* Exercise prompt
Copy the material that follows word for word and omit its pictures.

Records excerpted from a collection
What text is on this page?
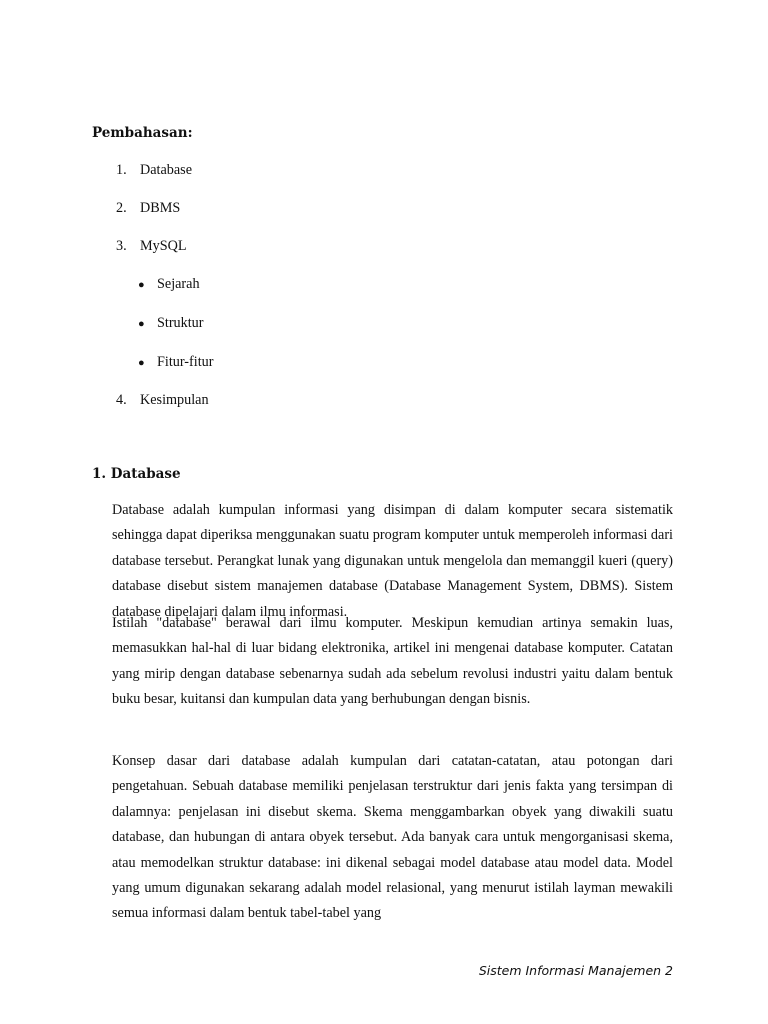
Pembahasan:

1. Database
2. DBMS
3. MySQL
● Sejarah
● Struktur
● Fitur-fitur
4. Kesimpulan

1. Database

Database adalah kumpulan informasi yang disimpan di dalam komputer secara sistematik sehingga dapat diperiksa menggunakan suatu program komputer untuk memperoleh informasi dari database tersebut. Perangkat lunak yang digunakan untuk mengelola dan memanggil kueri (query) database disebut sistem manajemen database (Database Management System, DBMS). Sistem database dipelajari dalam ilmu informasi.

Istilah "database" berawal dari ilmu komputer. Meskipun kemudian artinya semakin luas, memasukkan hal-hal di luar bidang elektronika, artikel ini mengenai database komputer. Catatan yang mirip dengan database sebenarnya sudah ada sebelum revolusi industri yaitu dalam bentuk buku besar, kuitansi dan kumpulan data yang berhubungan dengan bisnis.

Konsep dasar dari database adalah kumpulan dari catatan-catatan, atau potongan dari pengetahuan. Sebuah database memiliki penjelasan terstruktur dari jenis fakta yang tersimpan di dalamnya: penjelasan ini disebut skema. Skema menggambarkan obyek yang diwakili suatu database, dan hubungan di antara obyek tersebut. Ada banyak cara untuk mengorganisasi skema, atau memodelkan struktur database: ini dikenal sebagai model database atau model data. Model yang umum digunakan sekarang adalah model relasional, yang menurut istilah layman mewakili semua informasi dalam bentuk tabel-tabel yang

Sistem Informasi Manajemen 2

* Task answer
What text is on this page?
Pembahasan:

1. Database
2. DBMS
3. MySQL
● Sejarah
● Struktur
● Fitur-fitur
4. Kesimpulan

1. Database

Database adalah kumpulan informasi yang disimpan di dalam komputer secara sistematik sehingga dapat diperiksa menggunakan suatu program komputer untuk memperoleh informasi dari database tersebut. Perangkat lunak yang digunakan untuk mengelola dan memanggil kueri (query) database disebut sistem manajemen database (Database Management System, DBMS). Sistem database dipelajari dalam ilmu informasi.

Istilah "database" berawal dari ilmu komputer. Meskipun kemudian artinya semakin luas, memasukkan hal-hal di luar bidang elektronika, artikel ini mengenai database komputer. Catatan yang mirip dengan database sebenarnya sudah ada sebelum revolusi industri yaitu dalam bentuk buku besar, kuitansi dan kumpulan data yang berhubungan dengan bisnis.

Konsep dasar dari database adalah kumpulan dari catatan-catatan, atau potongan dari pengetahuan. Sebuah database memiliki penjelasan terstruktur dari jenis fakta yang tersimpan di dalamnya: penjelasan ini disebut skema. Skema menggambarkan obyek yang diwakili suatu database, dan hubungan di antara obyek tersebut. Ada banyak cara untuk mengorganisasi skema, atau memodelkan struktur database: ini dikenal sebagai model database atau model data. Model yang umum digunakan sekarang adalah model relasional, yang menurut istilah layman mewakili semua informasi dalam bentuk tabel-tabel yang

Sistem Informasi Manajemen 2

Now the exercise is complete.